● Stated exercise
Read the listing below and copy out every line that holds "objets".

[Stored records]
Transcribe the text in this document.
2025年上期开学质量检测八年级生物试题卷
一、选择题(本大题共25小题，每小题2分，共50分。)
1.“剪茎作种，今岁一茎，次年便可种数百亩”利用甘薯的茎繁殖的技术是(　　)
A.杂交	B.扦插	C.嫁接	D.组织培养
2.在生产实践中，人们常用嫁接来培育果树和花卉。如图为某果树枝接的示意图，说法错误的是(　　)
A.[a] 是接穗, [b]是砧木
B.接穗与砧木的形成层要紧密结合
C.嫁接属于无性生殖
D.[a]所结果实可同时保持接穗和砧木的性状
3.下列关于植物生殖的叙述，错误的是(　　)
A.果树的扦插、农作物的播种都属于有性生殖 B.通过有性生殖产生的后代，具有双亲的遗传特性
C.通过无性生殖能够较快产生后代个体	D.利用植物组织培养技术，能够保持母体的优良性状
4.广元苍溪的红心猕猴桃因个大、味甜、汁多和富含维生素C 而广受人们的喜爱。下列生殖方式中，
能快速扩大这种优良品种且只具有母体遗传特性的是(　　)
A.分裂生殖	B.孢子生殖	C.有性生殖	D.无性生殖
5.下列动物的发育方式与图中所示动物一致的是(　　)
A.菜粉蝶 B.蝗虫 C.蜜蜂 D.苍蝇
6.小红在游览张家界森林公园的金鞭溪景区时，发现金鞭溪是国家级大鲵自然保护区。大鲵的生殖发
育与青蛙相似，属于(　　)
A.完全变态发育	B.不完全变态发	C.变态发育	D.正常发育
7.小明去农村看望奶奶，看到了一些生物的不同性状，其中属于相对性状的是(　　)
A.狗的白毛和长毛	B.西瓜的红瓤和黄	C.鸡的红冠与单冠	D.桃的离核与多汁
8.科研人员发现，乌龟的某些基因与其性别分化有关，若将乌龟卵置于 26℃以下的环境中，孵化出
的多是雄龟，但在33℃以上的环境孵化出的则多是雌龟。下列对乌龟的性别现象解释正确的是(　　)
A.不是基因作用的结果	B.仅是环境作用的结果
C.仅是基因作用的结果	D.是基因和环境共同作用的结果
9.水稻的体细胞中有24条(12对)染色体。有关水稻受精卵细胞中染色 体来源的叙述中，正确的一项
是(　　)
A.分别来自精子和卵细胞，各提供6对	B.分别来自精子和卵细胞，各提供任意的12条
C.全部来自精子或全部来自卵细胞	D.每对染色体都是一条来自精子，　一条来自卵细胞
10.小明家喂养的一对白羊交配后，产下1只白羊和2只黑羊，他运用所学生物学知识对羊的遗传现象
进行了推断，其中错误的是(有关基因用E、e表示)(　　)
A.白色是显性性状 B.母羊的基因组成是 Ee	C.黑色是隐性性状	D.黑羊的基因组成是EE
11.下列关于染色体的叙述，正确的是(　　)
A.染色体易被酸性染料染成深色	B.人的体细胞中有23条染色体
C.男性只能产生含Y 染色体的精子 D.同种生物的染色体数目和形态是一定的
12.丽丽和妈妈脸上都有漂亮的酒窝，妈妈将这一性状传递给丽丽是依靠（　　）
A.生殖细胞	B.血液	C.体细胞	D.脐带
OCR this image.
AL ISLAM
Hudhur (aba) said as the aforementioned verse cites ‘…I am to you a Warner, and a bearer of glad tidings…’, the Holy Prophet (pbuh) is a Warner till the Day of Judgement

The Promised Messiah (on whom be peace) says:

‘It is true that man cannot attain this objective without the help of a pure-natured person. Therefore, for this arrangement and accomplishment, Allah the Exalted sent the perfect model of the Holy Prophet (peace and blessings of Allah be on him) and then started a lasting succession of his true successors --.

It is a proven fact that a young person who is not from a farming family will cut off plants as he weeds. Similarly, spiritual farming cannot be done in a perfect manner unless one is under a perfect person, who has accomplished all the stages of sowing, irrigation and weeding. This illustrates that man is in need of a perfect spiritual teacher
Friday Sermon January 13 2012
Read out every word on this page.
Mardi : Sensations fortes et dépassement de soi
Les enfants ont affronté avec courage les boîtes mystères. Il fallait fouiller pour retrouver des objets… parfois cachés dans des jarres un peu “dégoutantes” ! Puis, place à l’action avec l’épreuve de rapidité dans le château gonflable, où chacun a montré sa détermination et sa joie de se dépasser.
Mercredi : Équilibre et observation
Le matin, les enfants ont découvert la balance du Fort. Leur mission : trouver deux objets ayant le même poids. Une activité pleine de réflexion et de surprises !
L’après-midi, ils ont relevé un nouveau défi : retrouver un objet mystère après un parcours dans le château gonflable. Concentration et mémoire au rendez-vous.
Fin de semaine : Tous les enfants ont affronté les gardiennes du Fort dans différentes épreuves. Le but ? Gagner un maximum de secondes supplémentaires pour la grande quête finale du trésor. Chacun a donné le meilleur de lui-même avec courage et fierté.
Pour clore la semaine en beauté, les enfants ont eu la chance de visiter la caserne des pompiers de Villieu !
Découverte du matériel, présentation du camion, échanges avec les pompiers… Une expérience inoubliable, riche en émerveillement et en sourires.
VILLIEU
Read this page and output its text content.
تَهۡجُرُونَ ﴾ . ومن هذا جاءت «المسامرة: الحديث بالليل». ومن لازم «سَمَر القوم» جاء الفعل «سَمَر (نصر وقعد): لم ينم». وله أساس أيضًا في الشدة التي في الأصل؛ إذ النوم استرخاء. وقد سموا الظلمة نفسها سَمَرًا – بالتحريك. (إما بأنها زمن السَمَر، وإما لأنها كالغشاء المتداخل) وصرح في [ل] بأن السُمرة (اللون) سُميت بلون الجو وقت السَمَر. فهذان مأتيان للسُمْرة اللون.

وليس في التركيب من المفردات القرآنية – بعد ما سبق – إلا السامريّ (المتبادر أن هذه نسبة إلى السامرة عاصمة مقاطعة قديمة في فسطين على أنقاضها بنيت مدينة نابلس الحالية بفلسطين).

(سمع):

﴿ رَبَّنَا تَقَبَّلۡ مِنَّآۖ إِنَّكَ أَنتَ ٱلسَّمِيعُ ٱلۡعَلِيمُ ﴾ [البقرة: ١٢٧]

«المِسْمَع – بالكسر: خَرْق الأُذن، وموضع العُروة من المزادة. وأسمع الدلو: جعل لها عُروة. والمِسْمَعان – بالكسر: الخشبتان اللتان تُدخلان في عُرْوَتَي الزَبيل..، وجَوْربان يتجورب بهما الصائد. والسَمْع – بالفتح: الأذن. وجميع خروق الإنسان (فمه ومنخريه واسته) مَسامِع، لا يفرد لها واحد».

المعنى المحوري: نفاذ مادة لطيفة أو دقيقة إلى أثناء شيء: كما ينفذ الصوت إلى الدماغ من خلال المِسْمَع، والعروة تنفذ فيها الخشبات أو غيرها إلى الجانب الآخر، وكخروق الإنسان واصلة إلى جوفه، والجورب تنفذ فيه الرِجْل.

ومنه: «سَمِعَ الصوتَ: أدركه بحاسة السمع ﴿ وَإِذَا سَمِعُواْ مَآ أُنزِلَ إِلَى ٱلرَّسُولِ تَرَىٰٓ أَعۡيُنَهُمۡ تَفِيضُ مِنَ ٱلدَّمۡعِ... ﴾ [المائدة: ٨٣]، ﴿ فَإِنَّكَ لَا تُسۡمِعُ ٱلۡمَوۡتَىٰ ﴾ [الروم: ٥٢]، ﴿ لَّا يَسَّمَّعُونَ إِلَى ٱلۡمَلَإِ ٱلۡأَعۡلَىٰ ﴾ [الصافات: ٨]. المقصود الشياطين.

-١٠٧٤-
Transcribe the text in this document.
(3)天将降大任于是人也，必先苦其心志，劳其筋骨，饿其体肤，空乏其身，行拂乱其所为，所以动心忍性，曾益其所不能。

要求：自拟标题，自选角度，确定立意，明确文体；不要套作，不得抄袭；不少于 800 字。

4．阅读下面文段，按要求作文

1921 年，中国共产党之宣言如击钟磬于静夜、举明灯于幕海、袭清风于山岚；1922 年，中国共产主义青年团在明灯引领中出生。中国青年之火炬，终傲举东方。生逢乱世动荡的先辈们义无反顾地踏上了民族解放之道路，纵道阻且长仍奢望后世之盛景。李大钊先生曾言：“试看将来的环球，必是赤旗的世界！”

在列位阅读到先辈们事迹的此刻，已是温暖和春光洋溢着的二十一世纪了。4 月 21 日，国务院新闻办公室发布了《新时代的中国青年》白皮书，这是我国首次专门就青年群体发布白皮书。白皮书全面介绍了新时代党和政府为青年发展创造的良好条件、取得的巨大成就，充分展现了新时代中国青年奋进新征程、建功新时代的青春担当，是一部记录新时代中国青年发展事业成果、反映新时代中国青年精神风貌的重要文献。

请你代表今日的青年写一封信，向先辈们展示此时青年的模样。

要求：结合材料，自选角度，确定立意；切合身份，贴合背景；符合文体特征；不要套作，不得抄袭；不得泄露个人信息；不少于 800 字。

● Right answer
Les enfants ont affronté avec courage les boîtes mystères. Il fallait fouiller pour retrouver des objets… parfois cachés dans des jarres un peu “dégoutantes” ! Puis, place à l’action avec l’épreuve de rapidité dans le château gonflable, où chacun a montré sa détermination et sa joie de se dépasser.
Le matin, les enfants ont découvert la balance du Fort. Leur mission : trouver deux objets ayant le même poids. Une activité pleine de réflexion et de surprises !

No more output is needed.